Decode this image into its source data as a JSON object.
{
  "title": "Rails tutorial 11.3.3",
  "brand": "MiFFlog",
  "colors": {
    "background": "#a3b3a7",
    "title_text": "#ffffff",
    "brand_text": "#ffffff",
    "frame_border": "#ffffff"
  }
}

__Instructions to follow__
Write out all of the records above exactly as they appear.

__Solution to the exercise__
Decode this image into its source data as a JSON object.
{
  "title": "Rails tutorial 11.3.3",
  "brand": "MiFFlog",
  "colors": {
    "background": "#a3b3a7",
    "title_text": "#ffffff",
    "brand_text": "#ffffff",
    "frame_border": "#ffffff"
  }
}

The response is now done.